* **What the task asks**
Convert the data from its first line through the line containing "identifier-token: SCOPE = [ —" into a JSON list of strings, one string per line, leaving out any blank lines.

▼

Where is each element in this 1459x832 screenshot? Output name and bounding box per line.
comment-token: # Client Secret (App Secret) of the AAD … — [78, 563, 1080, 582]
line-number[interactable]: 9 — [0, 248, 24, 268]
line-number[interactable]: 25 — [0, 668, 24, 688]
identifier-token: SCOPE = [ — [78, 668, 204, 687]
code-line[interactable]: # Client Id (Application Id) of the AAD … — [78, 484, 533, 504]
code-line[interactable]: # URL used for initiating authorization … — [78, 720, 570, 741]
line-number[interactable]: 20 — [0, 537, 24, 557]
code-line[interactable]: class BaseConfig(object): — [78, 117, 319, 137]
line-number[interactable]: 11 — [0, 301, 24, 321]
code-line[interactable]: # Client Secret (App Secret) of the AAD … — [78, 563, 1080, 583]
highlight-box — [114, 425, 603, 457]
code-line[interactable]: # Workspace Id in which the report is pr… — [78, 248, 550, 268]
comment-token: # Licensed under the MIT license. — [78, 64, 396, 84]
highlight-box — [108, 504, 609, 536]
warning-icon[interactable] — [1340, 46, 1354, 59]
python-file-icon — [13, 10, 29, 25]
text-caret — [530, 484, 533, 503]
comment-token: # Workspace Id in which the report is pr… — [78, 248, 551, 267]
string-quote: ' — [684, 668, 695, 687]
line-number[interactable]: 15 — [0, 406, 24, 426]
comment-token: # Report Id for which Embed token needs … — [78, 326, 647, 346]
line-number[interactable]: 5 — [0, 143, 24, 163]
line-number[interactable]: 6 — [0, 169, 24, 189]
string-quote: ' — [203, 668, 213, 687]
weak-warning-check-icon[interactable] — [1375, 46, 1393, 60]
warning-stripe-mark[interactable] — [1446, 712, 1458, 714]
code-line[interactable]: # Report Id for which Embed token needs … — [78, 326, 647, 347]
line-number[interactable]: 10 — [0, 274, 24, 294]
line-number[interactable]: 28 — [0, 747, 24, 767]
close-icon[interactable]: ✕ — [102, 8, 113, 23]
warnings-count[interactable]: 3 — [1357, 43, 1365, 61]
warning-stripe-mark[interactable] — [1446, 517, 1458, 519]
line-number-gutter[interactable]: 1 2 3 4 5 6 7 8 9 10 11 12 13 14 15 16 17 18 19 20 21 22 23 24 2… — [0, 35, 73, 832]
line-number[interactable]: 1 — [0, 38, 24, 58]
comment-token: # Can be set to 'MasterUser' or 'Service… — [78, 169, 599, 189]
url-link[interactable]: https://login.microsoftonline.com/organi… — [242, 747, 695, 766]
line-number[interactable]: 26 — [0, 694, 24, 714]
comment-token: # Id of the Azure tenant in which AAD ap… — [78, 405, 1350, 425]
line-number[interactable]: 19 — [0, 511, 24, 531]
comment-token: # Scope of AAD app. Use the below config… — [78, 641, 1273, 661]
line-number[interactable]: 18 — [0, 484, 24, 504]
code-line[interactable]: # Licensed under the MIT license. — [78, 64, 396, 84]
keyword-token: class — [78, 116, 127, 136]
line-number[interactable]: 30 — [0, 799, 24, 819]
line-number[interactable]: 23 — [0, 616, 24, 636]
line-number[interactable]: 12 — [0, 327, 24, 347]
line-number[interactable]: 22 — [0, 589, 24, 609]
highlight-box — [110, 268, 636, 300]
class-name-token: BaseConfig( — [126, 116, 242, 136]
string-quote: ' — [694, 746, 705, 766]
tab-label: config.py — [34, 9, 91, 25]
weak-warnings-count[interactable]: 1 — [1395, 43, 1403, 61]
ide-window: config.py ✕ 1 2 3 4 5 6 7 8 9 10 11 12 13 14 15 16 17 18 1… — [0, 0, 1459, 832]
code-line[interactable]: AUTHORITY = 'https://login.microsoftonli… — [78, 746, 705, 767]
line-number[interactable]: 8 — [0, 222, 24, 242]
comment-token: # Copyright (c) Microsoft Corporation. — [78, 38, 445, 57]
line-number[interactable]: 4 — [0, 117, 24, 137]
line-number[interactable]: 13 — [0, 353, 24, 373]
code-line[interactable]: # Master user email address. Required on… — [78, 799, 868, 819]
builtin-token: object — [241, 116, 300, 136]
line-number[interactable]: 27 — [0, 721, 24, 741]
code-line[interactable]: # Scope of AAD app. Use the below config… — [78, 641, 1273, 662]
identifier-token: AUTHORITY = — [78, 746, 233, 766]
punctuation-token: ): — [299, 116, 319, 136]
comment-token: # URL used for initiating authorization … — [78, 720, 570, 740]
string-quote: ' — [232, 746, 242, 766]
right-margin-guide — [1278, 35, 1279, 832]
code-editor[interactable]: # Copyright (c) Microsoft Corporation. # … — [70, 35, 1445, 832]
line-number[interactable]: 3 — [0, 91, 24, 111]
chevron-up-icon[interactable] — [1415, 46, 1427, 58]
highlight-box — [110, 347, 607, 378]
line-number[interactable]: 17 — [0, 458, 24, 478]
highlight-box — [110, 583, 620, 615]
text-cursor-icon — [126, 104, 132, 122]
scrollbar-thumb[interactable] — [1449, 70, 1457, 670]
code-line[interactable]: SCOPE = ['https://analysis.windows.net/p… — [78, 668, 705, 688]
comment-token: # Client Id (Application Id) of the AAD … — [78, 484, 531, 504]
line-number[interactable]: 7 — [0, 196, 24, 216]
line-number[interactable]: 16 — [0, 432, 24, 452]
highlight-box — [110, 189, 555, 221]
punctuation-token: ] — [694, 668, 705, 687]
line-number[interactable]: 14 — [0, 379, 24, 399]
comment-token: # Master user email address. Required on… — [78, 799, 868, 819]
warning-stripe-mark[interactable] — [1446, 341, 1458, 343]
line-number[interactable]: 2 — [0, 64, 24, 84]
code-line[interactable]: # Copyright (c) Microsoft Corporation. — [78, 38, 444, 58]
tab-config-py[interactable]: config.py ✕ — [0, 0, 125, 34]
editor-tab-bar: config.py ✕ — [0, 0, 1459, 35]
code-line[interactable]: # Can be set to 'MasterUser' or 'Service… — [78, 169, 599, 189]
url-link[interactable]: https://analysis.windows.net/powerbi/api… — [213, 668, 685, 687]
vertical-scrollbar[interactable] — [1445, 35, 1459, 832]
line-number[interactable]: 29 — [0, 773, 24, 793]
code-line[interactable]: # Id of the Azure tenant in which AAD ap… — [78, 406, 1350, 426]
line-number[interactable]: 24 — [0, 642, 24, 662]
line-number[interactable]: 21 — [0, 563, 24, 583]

▲

* **Correct result**
[
  "Where is each element in this 1459x832 screenshot? Output name and bounding box per line.",
  "comment-token: # Client Secret (App Secret) of the AAD … — [78, 563, 1080, 582]",
  "line-number[interactable]: 9 — [0, 248, 24, 268]",
  "line-number[interactable]: 25 — [0, 668, 24, 688]",
  "identifier-token: SCOPE = [ — [78, 668, 204, 687]"
]